Stated exercise: Return all of the entries word for word, but omit the pictures they contain.

Data provided:

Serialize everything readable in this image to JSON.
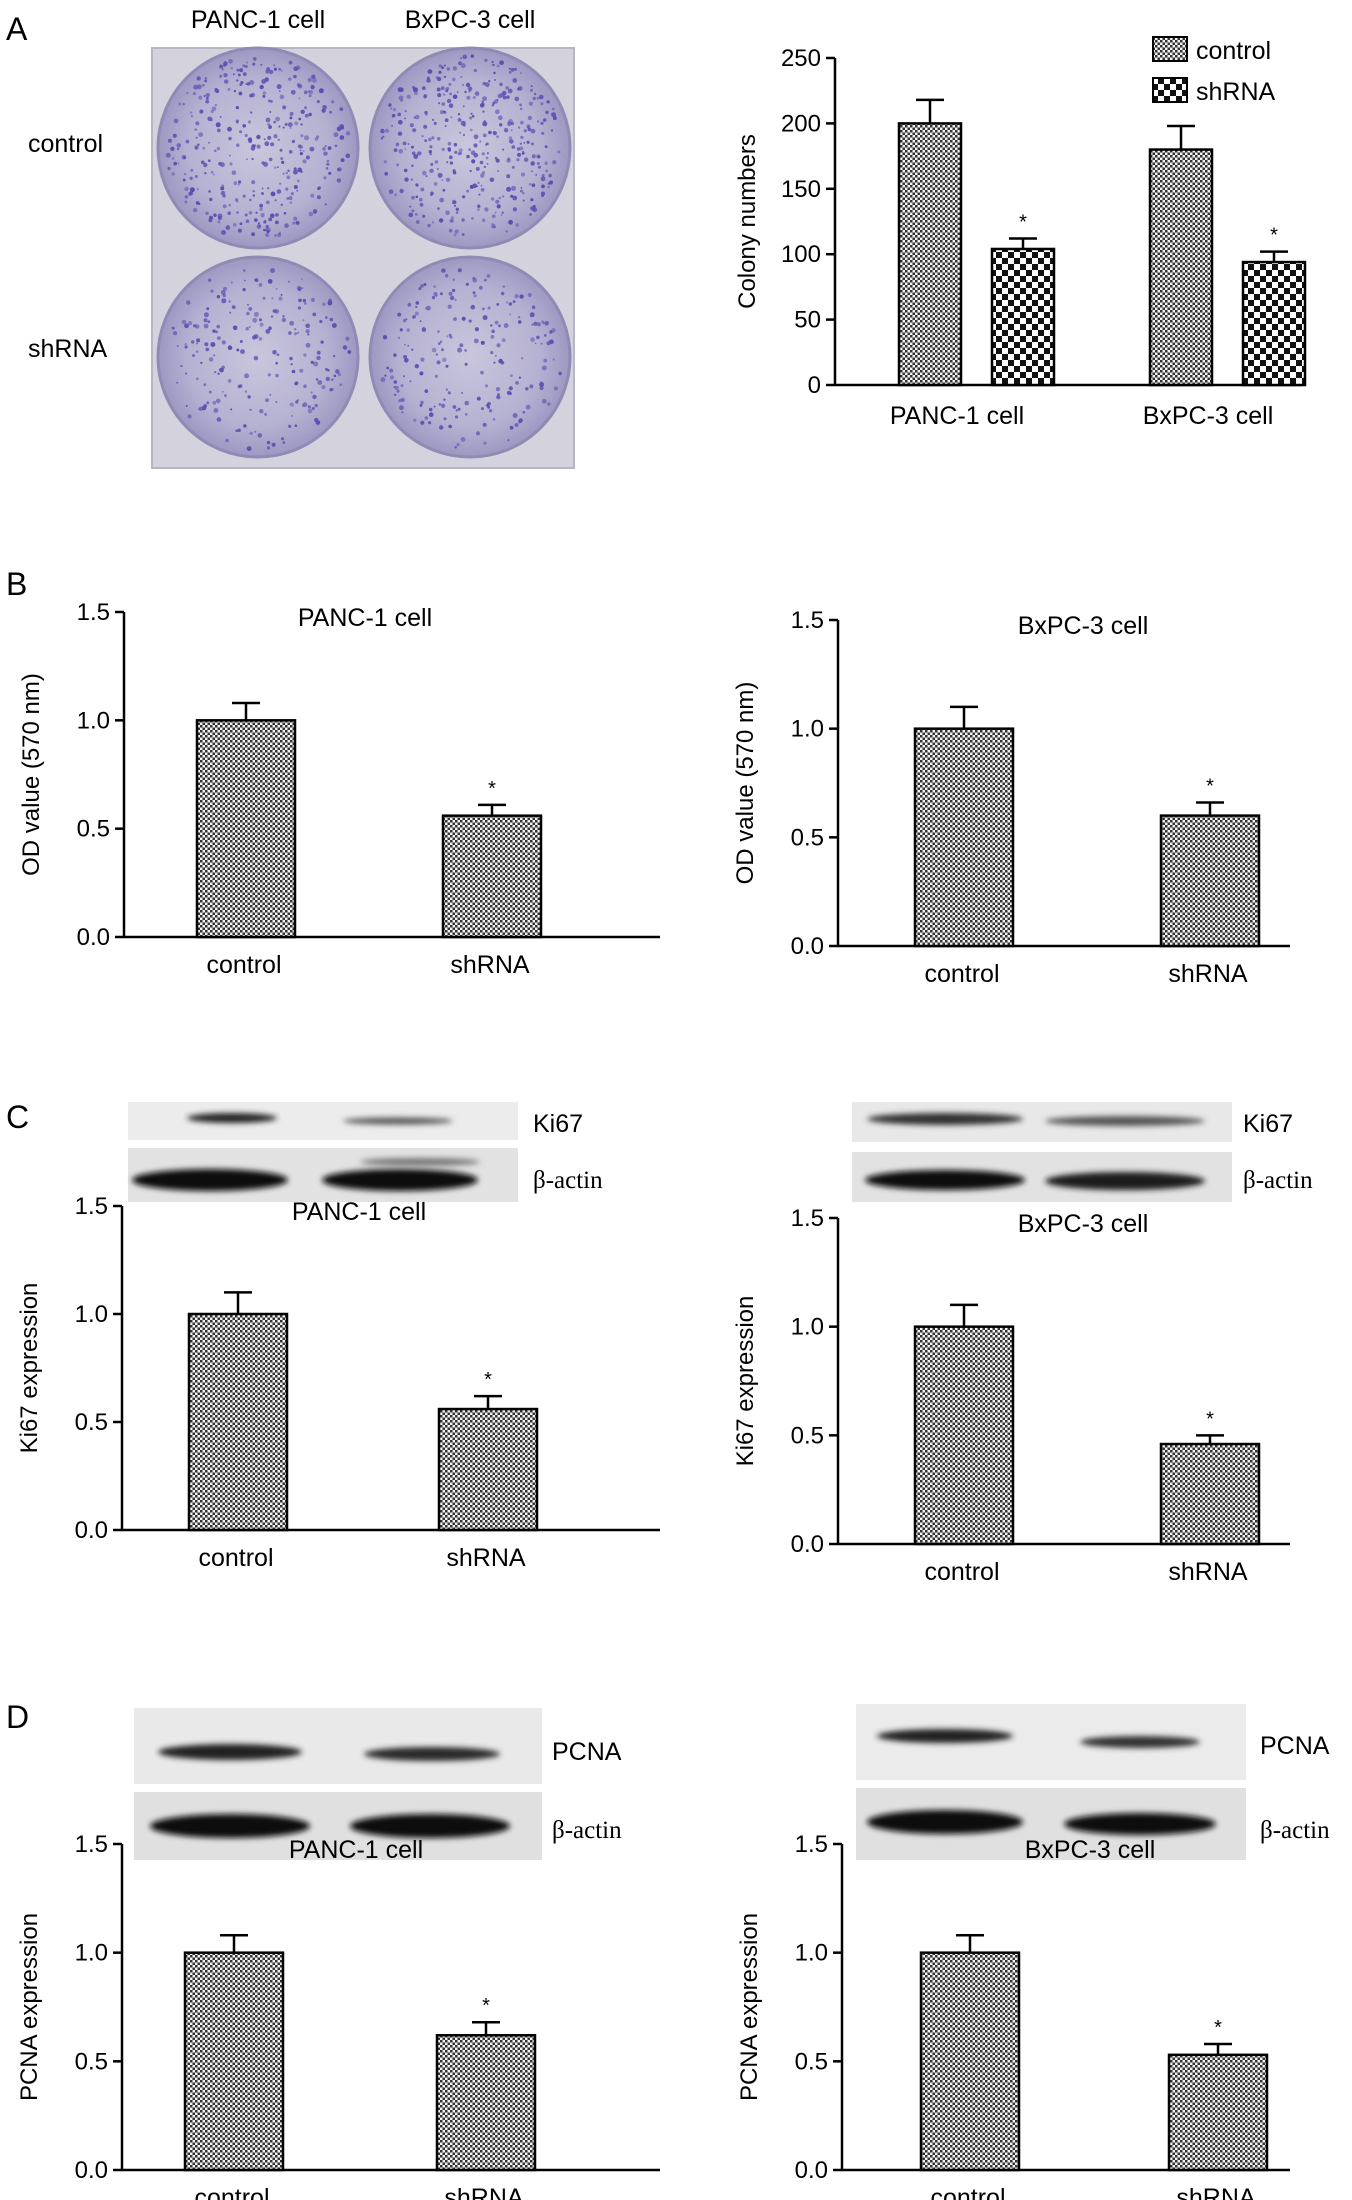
{
  "panel_letters": {
    "a": "A",
    "b": "B",
    "c": "C",
    "d": "D"
  },
  "plate": {
    "col_labels": [
      "PANC-1 cell",
      "BxPC-3 cell"
    ],
    "row_labels": [
      "control",
      "shRNA"
    ],
    "stain_color": "#5a4fb0"
  },
  "blots": {
    "c_left": {
      "top_label": "Ki67",
      "bottom_label": "β-actin"
    },
    "c_right": {
      "top_label": "Ki67",
      "bottom_label": "β-actin"
    },
    "d_left": {
      "top_label": "PCNA",
      "bottom_label": "β-actin"
    },
    "d_right": {
      "top_label": "PCNA",
      "bottom_label": "β-actin"
    }
  },
  "chart_data": [
    {
      "id": "a",
      "type": "bar",
      "categories": [
        "PANC-1 cell",
        "BxPC-3 cell"
      ],
      "series": [
        {
          "name": "control",
          "values": [
            200,
            180
          ],
          "errors": [
            18,
            18
          ],
          "stars": [
            "",
            ""
          ]
        },
        {
          "name": "shRNA",
          "values": [
            104,
            94
          ],
          "errors": [
            8,
            8
          ],
          "stars": [
            "*",
            "*"
          ]
        }
      ],
      "title": "",
      "xlabel": "",
      "ylabel": "Colony numbers",
      "ylim": [
        0,
        250
      ],
      "yticks": [
        0,
        50,
        100,
        150,
        200,
        250
      ],
      "legend": "top-right"
    },
    {
      "id": "b_left",
      "type": "bar",
      "categories": [
        "control",
        "shRNA"
      ],
      "values": [
        1.0,
        0.56
      ],
      "errors": [
        0.08,
        0.05
      ],
      "stars": [
        "",
        "*"
      ],
      "title": "PANC-1 cell",
      "ylabel": "OD value (570 nm)",
      "ylim": [
        0,
        1.5
      ],
      "yticks": [
        "0.0",
        "0.5",
        "1.0",
        "1.5"
      ]
    },
    {
      "id": "b_right",
      "type": "bar",
      "categories": [
        "control",
        "shRNA"
      ],
      "values": [
        1.0,
        0.6
      ],
      "errors": [
        0.1,
        0.06
      ],
      "stars": [
        "",
        "*"
      ],
      "title": "BxPC-3 cell",
      "ylabel": "OD value (570 nm)",
      "ylim": [
        0,
        1.5
      ],
      "yticks": [
        "0.0",
        "0.5",
        "1.0",
        "1.5"
      ]
    },
    {
      "id": "c_left",
      "type": "bar",
      "categories": [
        "control",
        "shRNA"
      ],
      "values": [
        1.0,
        0.56
      ],
      "errors": [
        0.1,
        0.06
      ],
      "stars": [
        "",
        "*"
      ],
      "title": "PANC-1 cell",
      "ylabel": "Ki67 expression",
      "ylim": [
        0,
        1.5
      ],
      "yticks": [
        "0.0",
        "0.5",
        "1.0",
        "1.5"
      ]
    },
    {
      "id": "c_right",
      "type": "bar",
      "categories": [
        "control",
        "shRNA"
      ],
      "values": [
        1.0,
        0.46
      ],
      "errors": [
        0.1,
        0.04
      ],
      "stars": [
        "",
        "*"
      ],
      "title": "BxPC-3 cell",
      "ylabel": "Ki67 expression",
      "ylim": [
        0,
        1.5
      ],
      "yticks": [
        "0.0",
        "0.5",
        "1.0",
        "1.5"
      ]
    },
    {
      "id": "d_left",
      "type": "bar",
      "categories": [
        "control",
        "shRNA"
      ],
      "values": [
        1.0,
        0.62
      ],
      "errors": [
        0.08,
        0.06
      ],
      "stars": [
        "",
        "*"
      ],
      "title": "PANC-1 cell",
      "ylabel": "PCNA expression",
      "ylim": [
        0,
        1.5
      ],
      "yticks": [
        "0.0",
        "0.5",
        "1.0",
        "1.5"
      ]
    },
    {
      "id": "d_right",
      "type": "bar",
      "categories": [
        "control",
        "shRNA"
      ],
      "values": [
        1.0,
        0.53
      ],
      "errors": [
        0.08,
        0.05
      ],
      "stars": [
        "",
        "*"
      ],
      "title": "BxPC-3 cell",
      "ylabel": "PCNA expression",
      "ylim": [
        0,
        1.5
      ],
      "yticks": [
        "0.0",
        "0.5",
        "1.0",
        "1.5"
      ]
    }
  ]
}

Answer in full:
Serialize everything readable in this image to JSON.
{
  "panel_letters": {
    "a": "A",
    "b": "B",
    "c": "C",
    "d": "D"
  },
  "plate": {
    "col_labels": [
      "PANC-1 cell",
      "BxPC-3 cell"
    ],
    "row_labels": [
      "control",
      "shRNA"
    ],
    "stain_color": "#5a4fb0"
  },
  "blots": {
    "c_left": {
      "top_label": "Ki67",
      "bottom_label": "β-actin"
    },
    "c_right": {
      "top_label": "Ki67",
      "bottom_label": "β-actin"
    },
    "d_left": {
      "top_label": "PCNA",
      "bottom_label": "β-actin"
    },
    "d_right": {
      "top_label": "PCNA",
      "bottom_label": "β-actin"
    }
  },
  "chart_data": [
    {
      "id": "a",
      "type": "bar",
      "categories": [
        "PANC-1 cell",
        "BxPC-3 cell"
      ],
      "series": [
        {
          "name": "control",
          "values": [
            200,
            180
          ],
          "errors": [
            18,
            18
          ],
          "stars": [
            "",
            ""
          ]
        },
        {
          "name": "shRNA",
          "values": [
            104,
            94
          ],
          "errors": [
            8,
            8
          ],
          "stars": [
            "*",
            "*"
          ]
        }
      ],
      "title": "",
      "xlabel": "",
      "ylabel": "Colony numbers",
      "ylim": [
        0,
        250
      ],
      "yticks": [
        0,
        50,
        100,
        150,
        200,
        250
      ],
      "legend": "top-right"
    },
    {
      "id": "b_left",
      "type": "bar",
      "categories": [
        "control",
        "shRNA"
      ],
      "values": [
        1.0,
        0.56
      ],
      "errors": [
        0.08,
        0.05
      ],
      "stars": [
        "",
        "*"
      ],
      "title": "PANC-1 cell",
      "ylabel": "OD value (570 nm)",
      "ylim": [
        0,
        1.5
      ],
      "yticks": [
        "0.0",
        "0.5",
        "1.0",
        "1.5"
      ]
    },
    {
      "id": "b_right",
      "type": "bar",
      "categories": [
        "control",
        "shRNA"
      ],
      "values": [
        1.0,
        0.6
      ],
      "errors": [
        0.1,
        0.06
      ],
      "stars": [
        "",
        "*"
      ],
      "title": "BxPC-3 cell",
      "ylabel": "OD value (570 nm)",
      "ylim": [
        0,
        1.5
      ],
      "yticks": [
        "0.0",
        "0.5",
        "1.0",
        "1.5"
      ]
    },
    {
      "id": "c_left",
      "type": "bar",
      "categories": [
        "control",
        "shRNA"
      ],
      "values": [
        1.0,
        0.56
      ],
      "errors": [
        0.1,
        0.06
      ],
      "stars": [
        "",
        "*"
      ],
      "title": "PANC-1 cell",
      "ylabel": "Ki67 expression",
      "ylim": [
        0,
        1.5
      ],
      "yticks": [
        "0.0",
        "0.5",
        "1.0",
        "1.5"
      ]
    },
    {
      "id": "c_right",
      "type": "bar",
      "categories": [
        "control",
        "shRNA"
      ],
      "values": [
        1.0,
        0.46
      ],
      "errors": [
        0.1,
        0.04
      ],
      "stars": [
        "",
        "*"
      ],
      "title": "BxPC-3 cell",
      "ylabel": "Ki67 expression",
      "ylim": [
        0,
        1.5
      ],
      "yticks": [
        "0.0",
        "0.5",
        "1.0",
        "1.5"
      ]
    },
    {
      "id": "d_left",
      "type": "bar",
      "categories": [
        "control",
        "shRNA"
      ],
      "values": [
        1.0,
        0.62
      ],
      "errors": [
        0.08,
        0.06
      ],
      "stars": [
        "",
        "*"
      ],
      "title": "PANC-1 cell",
      "ylabel": "PCNA expression",
      "ylim": [
        0,
        1.5
      ],
      "yticks": [
        "0.0",
        "0.5",
        "1.0",
        "1.5"
      ]
    },
    {
      "id": "d_right",
      "type": "bar",
      "categories": [
        "control",
        "shRNA"
      ],
      "values": [
        1.0,
        0.53
      ],
      "errors": [
        0.08,
        0.05
      ],
      "stars": [
        "",
        "*"
      ],
      "title": "BxPC-3 cell",
      "ylabel": "PCNA expression",
      "ylim": [
        0,
        1.5
      ],
      "yticks": [
        "0.0",
        "0.5",
        "1.0",
        "1.5"
      ]
    }
  ]
}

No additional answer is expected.